---- Data rows
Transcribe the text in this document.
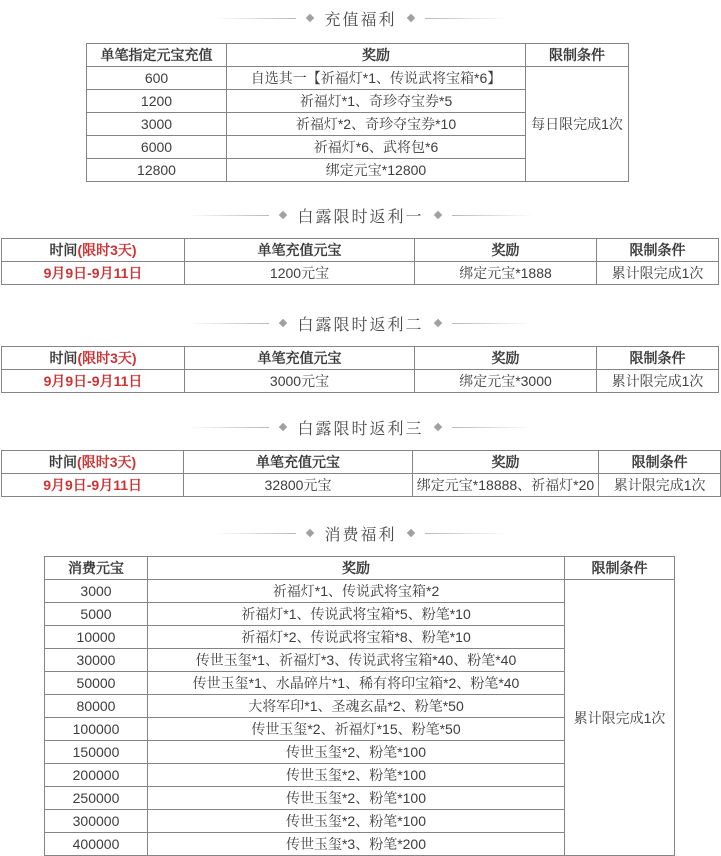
充值福利
单笔指定元宝充值	奖励	限制条件
600	自选其一【祈福灯*1、传说武将宝箱*6】	每日限完成1次
1200	祈福灯*1、奇珍夺宝券*5	
3000	祈福灯*2、奇珍夺宝券*10	
6000	祈福灯*6、武将包*6	
12800	绑定元宝*12800	
白露限时返利一
时间(限时3天)	单笔充值元宝	奖励	限制条件
9月9日-9月11日	1200元宝	绑定元宝*1888	累计限完成1次
白露限时返利二
时间(限时3天)	单笔充值元宝	奖励	限制条件
9月9日-9月11日	3000元宝	绑定元宝*3000	累计限完成1次
白露限时返利三
时间(限时3天)	单笔充值元宝	奖励	限制条件
9月9日-9月11日	32800元宝	绑定元宝*18888、祈福灯*20	累计限完成1次
消费福利
消费元宝	奖励	限制条件
3000	祈福灯*1、传说武将宝箱*2	累计限完成1次
5000	祈福灯*1、传说武将宝箱*5、粉笔*10	
10000	祈福灯*2、传说武将宝箱*8、粉笔*10	
30000	传世玉玺*1、祈福灯*3、传说武将宝箱*40、粉笔*40	
50000	传世玉玺*1、水晶碎片*1、稀有将印宝箱*2、粉笔*40	
80000	大将军印*1、圣魂玄晶*2、粉笔*50	
100000	传世玉玺*2、祈福灯*15、粉笔*50	
150000	传世玉玺*2、粉笔*100	
200000	传世玉玺*2、粉笔*100	
250000	传世玉玺*2、粉笔*100	
300000	传世玉玺*2、粉笔*100	
400000	传世玉玺*3、粉笔*200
--------
**Task to carry out**. Copy each line that contains the word "绑定元宝".

**Solution to the problem**.
12800	绑定元宝*12800	
9月9日-9月11日	1200元宝	绑定元宝*1888	累计限完成1次
9月9日-9月11日	3000元宝	绑定元宝*3000	累计限完成1次
9月9日-9月11日	32800元宝	绑定元宝*18888、祈福灯*20	累计限完成1次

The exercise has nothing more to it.